### SUPPLIED MATERIAL
.....
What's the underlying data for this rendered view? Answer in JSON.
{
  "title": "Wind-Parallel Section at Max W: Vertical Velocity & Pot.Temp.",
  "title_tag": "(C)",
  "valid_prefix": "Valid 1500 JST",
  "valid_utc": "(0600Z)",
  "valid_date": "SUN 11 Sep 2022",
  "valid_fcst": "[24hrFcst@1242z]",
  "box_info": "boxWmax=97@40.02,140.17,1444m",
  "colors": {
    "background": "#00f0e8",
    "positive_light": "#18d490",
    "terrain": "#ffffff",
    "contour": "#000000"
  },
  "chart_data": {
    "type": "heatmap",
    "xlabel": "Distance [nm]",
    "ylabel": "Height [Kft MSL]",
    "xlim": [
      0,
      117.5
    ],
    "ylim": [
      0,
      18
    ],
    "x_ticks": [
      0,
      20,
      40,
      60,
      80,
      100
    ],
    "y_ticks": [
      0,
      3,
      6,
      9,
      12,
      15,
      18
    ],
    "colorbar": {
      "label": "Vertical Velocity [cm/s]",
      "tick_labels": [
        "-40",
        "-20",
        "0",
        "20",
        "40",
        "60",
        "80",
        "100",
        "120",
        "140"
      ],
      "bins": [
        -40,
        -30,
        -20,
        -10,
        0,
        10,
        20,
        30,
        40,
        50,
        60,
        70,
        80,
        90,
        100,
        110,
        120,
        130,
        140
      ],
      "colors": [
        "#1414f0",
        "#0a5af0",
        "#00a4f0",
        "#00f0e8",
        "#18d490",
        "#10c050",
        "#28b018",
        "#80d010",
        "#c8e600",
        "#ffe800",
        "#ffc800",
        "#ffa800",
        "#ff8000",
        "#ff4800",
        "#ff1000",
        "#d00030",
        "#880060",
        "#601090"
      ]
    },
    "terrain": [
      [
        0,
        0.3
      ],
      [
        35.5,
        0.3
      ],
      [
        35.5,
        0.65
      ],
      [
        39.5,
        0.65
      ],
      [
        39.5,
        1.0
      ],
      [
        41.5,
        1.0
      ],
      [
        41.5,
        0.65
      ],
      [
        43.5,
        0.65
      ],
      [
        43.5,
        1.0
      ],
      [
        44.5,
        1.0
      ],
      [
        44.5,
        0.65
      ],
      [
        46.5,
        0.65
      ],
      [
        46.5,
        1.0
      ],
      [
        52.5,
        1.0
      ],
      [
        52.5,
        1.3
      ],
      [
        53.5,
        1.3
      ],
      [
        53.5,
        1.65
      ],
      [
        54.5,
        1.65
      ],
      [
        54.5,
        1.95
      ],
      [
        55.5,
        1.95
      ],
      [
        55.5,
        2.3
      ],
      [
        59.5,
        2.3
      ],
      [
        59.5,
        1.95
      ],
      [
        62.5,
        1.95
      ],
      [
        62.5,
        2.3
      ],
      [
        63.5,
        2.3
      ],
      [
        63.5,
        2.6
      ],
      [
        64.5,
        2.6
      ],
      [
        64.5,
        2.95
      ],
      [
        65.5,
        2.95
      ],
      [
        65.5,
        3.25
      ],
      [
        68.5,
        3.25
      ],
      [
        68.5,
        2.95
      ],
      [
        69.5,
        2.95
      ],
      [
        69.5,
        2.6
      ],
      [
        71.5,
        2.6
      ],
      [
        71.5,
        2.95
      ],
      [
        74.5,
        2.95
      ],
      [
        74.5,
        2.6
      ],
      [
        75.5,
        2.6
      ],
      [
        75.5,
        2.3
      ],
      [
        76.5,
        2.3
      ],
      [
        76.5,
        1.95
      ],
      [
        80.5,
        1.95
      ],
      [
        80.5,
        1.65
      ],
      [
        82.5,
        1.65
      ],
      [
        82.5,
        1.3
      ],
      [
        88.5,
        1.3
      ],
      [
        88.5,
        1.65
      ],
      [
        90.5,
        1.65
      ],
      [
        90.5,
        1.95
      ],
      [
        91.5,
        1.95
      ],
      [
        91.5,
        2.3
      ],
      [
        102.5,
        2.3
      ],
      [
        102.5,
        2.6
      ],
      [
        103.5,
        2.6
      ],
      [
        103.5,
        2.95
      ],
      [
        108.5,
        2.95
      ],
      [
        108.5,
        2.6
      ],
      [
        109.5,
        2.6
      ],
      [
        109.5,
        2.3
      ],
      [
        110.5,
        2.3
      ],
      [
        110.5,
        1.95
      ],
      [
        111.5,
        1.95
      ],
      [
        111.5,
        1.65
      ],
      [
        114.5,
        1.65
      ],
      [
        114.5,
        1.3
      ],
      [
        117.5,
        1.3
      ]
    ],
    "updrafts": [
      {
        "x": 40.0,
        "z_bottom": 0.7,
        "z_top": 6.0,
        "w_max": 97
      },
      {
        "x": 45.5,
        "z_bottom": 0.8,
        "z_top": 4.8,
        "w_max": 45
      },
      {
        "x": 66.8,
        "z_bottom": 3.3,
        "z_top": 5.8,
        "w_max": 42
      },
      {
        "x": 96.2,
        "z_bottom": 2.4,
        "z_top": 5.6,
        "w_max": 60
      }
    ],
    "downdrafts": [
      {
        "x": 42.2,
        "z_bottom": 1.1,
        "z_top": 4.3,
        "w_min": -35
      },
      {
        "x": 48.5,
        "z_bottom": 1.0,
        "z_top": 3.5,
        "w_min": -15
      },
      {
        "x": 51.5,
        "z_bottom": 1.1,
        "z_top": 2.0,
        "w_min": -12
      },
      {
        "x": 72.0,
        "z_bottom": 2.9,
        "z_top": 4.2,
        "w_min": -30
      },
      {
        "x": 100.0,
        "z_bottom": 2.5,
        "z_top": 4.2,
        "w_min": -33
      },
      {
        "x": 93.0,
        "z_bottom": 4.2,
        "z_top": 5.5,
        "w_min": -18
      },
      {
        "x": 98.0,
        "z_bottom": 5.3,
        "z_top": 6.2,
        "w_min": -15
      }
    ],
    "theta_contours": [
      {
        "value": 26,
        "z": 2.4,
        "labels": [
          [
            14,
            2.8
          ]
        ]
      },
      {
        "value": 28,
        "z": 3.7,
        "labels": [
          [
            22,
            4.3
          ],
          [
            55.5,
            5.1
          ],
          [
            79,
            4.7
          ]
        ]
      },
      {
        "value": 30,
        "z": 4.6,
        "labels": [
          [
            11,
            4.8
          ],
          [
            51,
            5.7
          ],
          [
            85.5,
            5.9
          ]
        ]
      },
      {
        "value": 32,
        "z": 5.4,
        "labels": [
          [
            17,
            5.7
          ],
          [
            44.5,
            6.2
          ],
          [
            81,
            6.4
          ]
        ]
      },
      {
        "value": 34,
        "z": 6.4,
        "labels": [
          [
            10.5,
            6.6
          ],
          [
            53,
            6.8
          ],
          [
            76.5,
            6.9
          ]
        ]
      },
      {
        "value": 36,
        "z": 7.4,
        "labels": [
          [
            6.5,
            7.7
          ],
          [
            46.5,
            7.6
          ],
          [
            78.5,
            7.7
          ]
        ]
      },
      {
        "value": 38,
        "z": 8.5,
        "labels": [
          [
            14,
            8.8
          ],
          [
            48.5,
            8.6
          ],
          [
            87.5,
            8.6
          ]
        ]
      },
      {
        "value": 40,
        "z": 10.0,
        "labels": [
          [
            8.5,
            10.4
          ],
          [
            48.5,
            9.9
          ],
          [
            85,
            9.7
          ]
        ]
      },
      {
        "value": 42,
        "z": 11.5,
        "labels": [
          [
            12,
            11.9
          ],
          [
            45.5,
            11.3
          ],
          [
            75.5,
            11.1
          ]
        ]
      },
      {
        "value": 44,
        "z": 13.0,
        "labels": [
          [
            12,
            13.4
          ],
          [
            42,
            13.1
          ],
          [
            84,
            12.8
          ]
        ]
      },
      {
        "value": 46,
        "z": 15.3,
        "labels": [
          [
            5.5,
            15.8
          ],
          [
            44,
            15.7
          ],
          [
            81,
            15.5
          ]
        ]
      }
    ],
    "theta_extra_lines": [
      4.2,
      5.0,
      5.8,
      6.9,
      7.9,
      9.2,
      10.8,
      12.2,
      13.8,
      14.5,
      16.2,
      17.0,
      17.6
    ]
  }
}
.....
### TASK GOAL
Copy out all lines where the word "Velocity" appears.

### WRITTEN ANSWER
  "title": "Wind-Parallel Section at Max W: Vertical Velocity & Pot.Temp.",
      "label": "Vertical Velocity [cm/s]",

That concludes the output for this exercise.